◆ **Prompt**
All records below must be retyped exactly.

◆ **Information supplied**
§

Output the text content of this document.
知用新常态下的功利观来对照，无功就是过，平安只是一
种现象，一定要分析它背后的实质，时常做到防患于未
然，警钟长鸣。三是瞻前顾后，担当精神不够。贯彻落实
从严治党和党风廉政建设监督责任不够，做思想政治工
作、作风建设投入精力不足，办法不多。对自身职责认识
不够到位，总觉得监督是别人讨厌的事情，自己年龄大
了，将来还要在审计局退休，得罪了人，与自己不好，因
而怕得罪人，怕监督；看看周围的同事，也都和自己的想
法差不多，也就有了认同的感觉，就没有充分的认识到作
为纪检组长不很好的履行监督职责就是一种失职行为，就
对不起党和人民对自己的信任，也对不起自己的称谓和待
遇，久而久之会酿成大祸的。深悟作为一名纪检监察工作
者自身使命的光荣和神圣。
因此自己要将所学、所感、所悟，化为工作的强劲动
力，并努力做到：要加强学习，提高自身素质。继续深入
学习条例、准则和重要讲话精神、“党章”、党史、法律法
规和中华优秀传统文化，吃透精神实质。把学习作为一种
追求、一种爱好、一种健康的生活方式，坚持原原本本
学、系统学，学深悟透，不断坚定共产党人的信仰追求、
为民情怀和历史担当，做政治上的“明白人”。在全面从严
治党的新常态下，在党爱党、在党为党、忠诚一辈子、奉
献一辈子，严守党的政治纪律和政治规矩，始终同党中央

§

◆ **Exercise result**
Output the text content of this document.
知用新常态下的功利观来对照，无功就是过，平安只是一
种现象，一定要分析它背后的实质，时常做到防患于未
然，警钟长鸣。三是瞻前顾后，担当精神不够。贯彻落实
从严治党和党风廉政建设监督责任不够，做思想政治工
作、作风建设投入精力不足，办法不多。对自身职责认识
不够到位，总觉得监督是别人讨厌的事情，自己年龄大
了，将来还要在审计局退休，得罪了人，与自己不好，因
而怕得罪人，怕监督；看看周围的同事，也都和自己的想
法差不多，也就有了认同的感觉，就没有充分的认识到作
为纪检组长不很好的履行监督职责就是一种失职行为，就
对不起党和人民对自己的信任，也对不起自己的称谓和待
遇，久而久之会酿成大祸的。深悟作为一名纪检监察工作
者自身使命的光荣和神圣。
因此自己要将所学、所感、所悟，化为工作的强劲动
力，并努力做到：要加强学习，提高自身素质。继续深入
学习条例、准则和重要讲话精神、“党章”、党史、法律法
规和中华优秀传统文化，吃透精神实质。把学习作为一种
追求、一种爱好、一种健康的生活方式，坚持原原本本
学、系统学，学深悟透，不断坚定共产党人的信仰追求、
为民情怀和历史担当，做政治上的“明白人”。在全面从严
治党的新常态下，在党爱党、在党为党、忠诚一辈子、奉
献一辈子，严守党的政治纪律和政治规矩，始终同党中央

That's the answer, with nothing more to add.